**Requirements**:
Retype the whole listing verbatim and keep the pictures out of it.

**Extracted records**:
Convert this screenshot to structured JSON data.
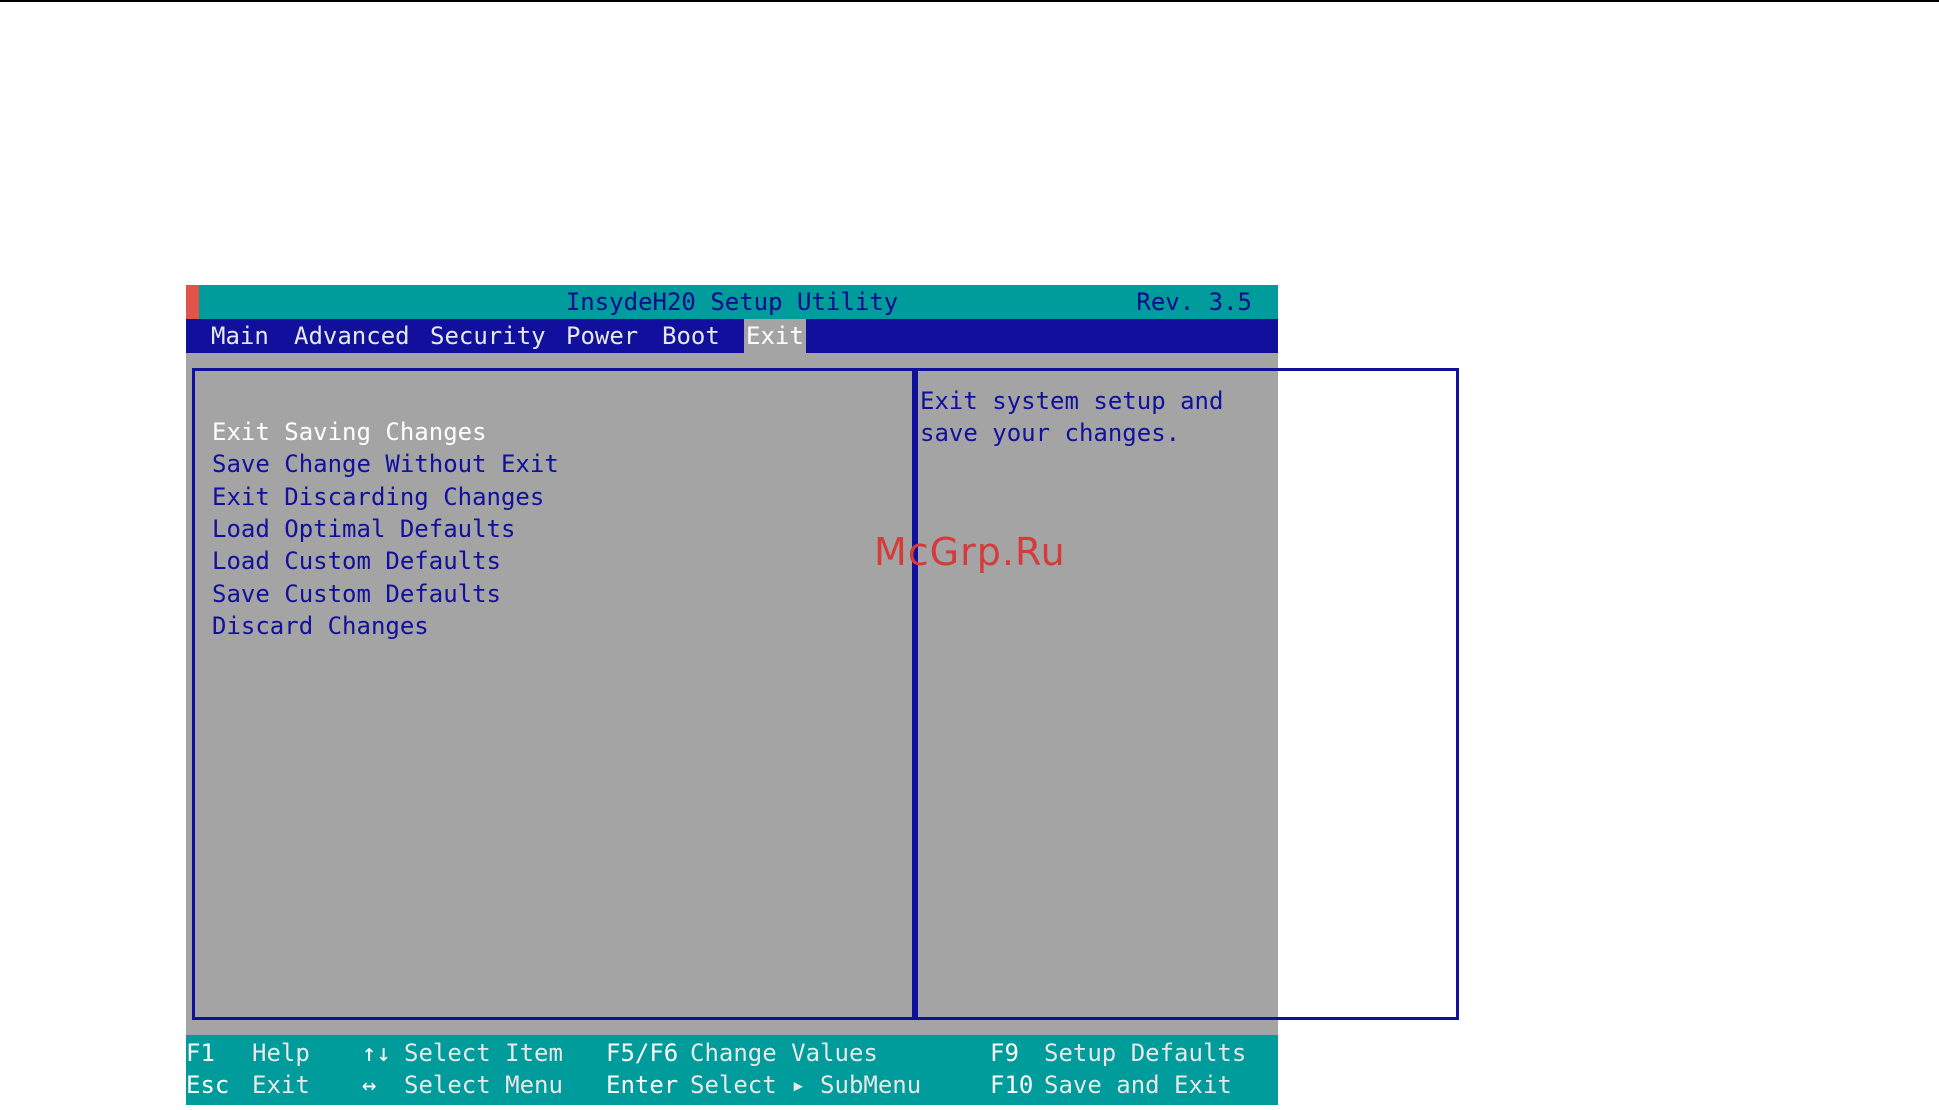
{
  "title": {
    "name": "InsydeH20 Setup Utility",
    "rev": "Rev. 3.5"
  },
  "menu": [
    "Main",
    "Advanced",
    "Security",
    "Power",
    "Boot",
    "Exit"
  ],
  "active_tab": "Exit",
  "options": [
    "Exit Saving Changes",
    "Save Change Without Exit",
    "Exit Discarding Changes",
    "Load Optimal Defaults",
    "Load Custom Defaults",
    "Save Custom Defaults",
    "Discard Changes"
  ],
  "selected_option": "Exit Saving Changes",
  "help": {
    "line1": "Exit system setup and",
    "line2": "save your changes."
  },
  "footer": {
    "row1": [
      {
        "key": "F1",
        "desc": "Help"
      },
      {
        "key": "↑↓",
        "desc": "Select Item"
      },
      {
        "key": "F5/F6",
        "desc": "Change Values"
      },
      {
        "key": "F9",
        "desc": "Setup Defaults"
      }
    ],
    "row2": [
      {
        "key": "Esc",
        "desc": "Exit"
      },
      {
        "key": "↔",
        "desc": "Select Menu"
      },
      {
        "key": "Enter",
        "desc": "Select ▸ SubMenu"
      },
      {
        "key": "F10",
        "desc": "Save and Exit"
      }
    ]
  },
  "watermark": "McGrp.Ru",
  "colors": {
    "teal": "#009b9b",
    "navy": "#10109c",
    "grey": "#a4a4a4",
    "red_edge": "#e2544a"
  }
}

**Correct result**:
Convert this screenshot to structured JSON data.
{
  "title": {
    "name": "InsydeH20 Setup Utility",
    "rev": "Rev. 3.5"
  },
  "menu": [
    "Main",
    "Advanced",
    "Security",
    "Power",
    "Boot",
    "Exit"
  ],
  "active_tab": "Exit",
  "options": [
    "Exit Saving Changes",
    "Save Change Without Exit",
    "Exit Discarding Changes",
    "Load Optimal Defaults",
    "Load Custom Defaults",
    "Save Custom Defaults",
    "Discard Changes"
  ],
  "selected_option": "Exit Saving Changes",
  "help": {
    "line1": "Exit system setup and",
    "line2": "save your changes."
  },
  "footer": {
    "row1": [
      {
        "key": "F1",
        "desc": "Help"
      },
      {
        "key": "↑↓",
        "desc": "Select Item"
      },
      {
        "key": "F5/F6",
        "desc": "Change Values"
      },
      {
        "key": "F9",
        "desc": "Setup Defaults"
      }
    ],
    "row2": [
      {
        "key": "Esc",
        "desc": "Exit"
      },
      {
        "key": "↔",
        "desc": "Select Menu"
      },
      {
        "key": "Enter",
        "desc": "Select ▸ SubMenu"
      },
      {
        "key": "F10",
        "desc": "Save and Exit"
      }
    ]
  },
  "watermark": "McGrp.Ru",
  "colors": {
    "teal": "#009b9b",
    "navy": "#10109c",
    "grey": "#a4a4a4",
    "red_edge": "#e2544a"
  }
}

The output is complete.